Structured figure records
##########
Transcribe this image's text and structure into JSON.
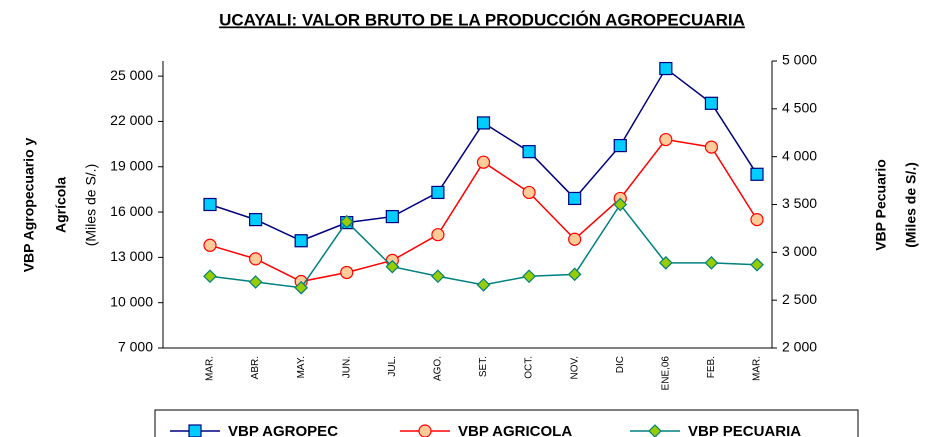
{
  "chart_data": {
    "type": "line",
    "title": "UCAYALI: VALOR BRUTO DE LA PRODUCCIÓN AGROPECUARIA",
    "ylabel": [
      "VBP Agropecuario y",
      "Agrícola"
    ],
    "ylabel_units": "(Miles de S/.)",
    "y2label": "VBP Pecuario",
    "y2label_units": "(Miles de S/.)",
    "categories": [
      "MAR.",
      "ABR.",
      "MAY.",
      "JUN.",
      "JUL.",
      "AGO.",
      "SET.",
      "OCT.",
      "NOV.",
      "DIC",
      "ENE,06",
      "FEB.",
      "MAR."
    ],
    "series": [
      {
        "name": "VBP AGROPEC",
        "color": "#000080",
        "marker_fill": "#00ccff",
        "marker": "square",
        "values": [
          16500,
          15500,
          14100,
          15300,
          15700,
          17300,
          21900,
          20000,
          16900,
          20400,
          25500,
          23200,
          18500
        ]
      },
      {
        "name": "VBP AGRICOLA",
        "color": "#ff0000",
        "marker_fill": "#ffcc99",
        "marker": "circle",
        "values": [
          13800,
          12900,
          11400,
          12000,
          12800,
          14500,
          19300,
          17300,
          14200,
          16900,
          20800,
          20300,
          15500
        ]
      },
      {
        "name": "VBP PECUARIA",
        "color": "#008080",
        "marker_fill": "#99cc00",
        "marker": "diamond",
        "axis": "y2",
        "values": [
          2750,
          2690,
          2630,
          3320,
          2850,
          2750,
          2660,
          2750,
          2770,
          3500,
          2890,
          2890,
          2870
        ]
      }
    ],
    "ylim": [
      7000,
      26000
    ],
    "yticks": [
      {
        "value": 7000,
        "label": "7 000"
      },
      {
        "value": 10000,
        "label": "10 000"
      },
      {
        "value": 13000,
        "label": "13 000"
      },
      {
        "value": 16000,
        "label": "16 000"
      },
      {
        "value": 19000,
        "label": "19 000"
      },
      {
        "value": 22000,
        "label": "22 000"
      },
      {
        "value": 25000,
        "label": "25 000"
      }
    ],
    "y2lim": [
      2000,
      5000
    ],
    "y2ticks": [
      {
        "value": 2000,
        "label": "2 000"
      },
      {
        "value": 2500,
        "label": "2 500"
      },
      {
        "value": 3000,
        "label": "3 000"
      },
      {
        "value": 3500,
        "label": "3 500"
      },
      {
        "value": 4000,
        "label": "4 000"
      },
      {
        "value": 4500,
        "label": "4 500"
      },
      {
        "value": 5000,
        "label": "5 000"
      }
    ],
    "grid": false,
    "legend": "bottom"
  }
}
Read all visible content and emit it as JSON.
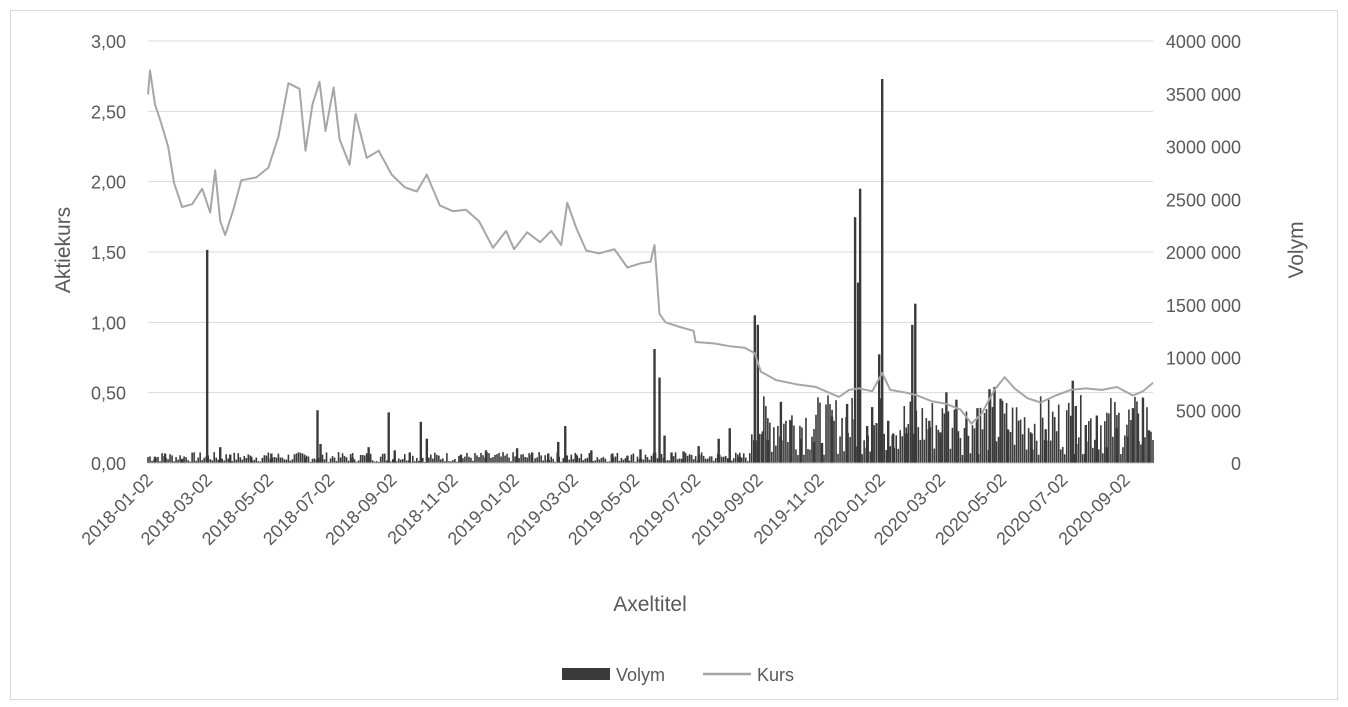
##########
#### GIVEN INSTRUCTION:
Scan the material above for the word "JSON". Copy each line where it occurs.

#### WRITTEN ANSWER:
Transcribe this image's text and structure into JSON.
Read all visible content and emit it as JSON.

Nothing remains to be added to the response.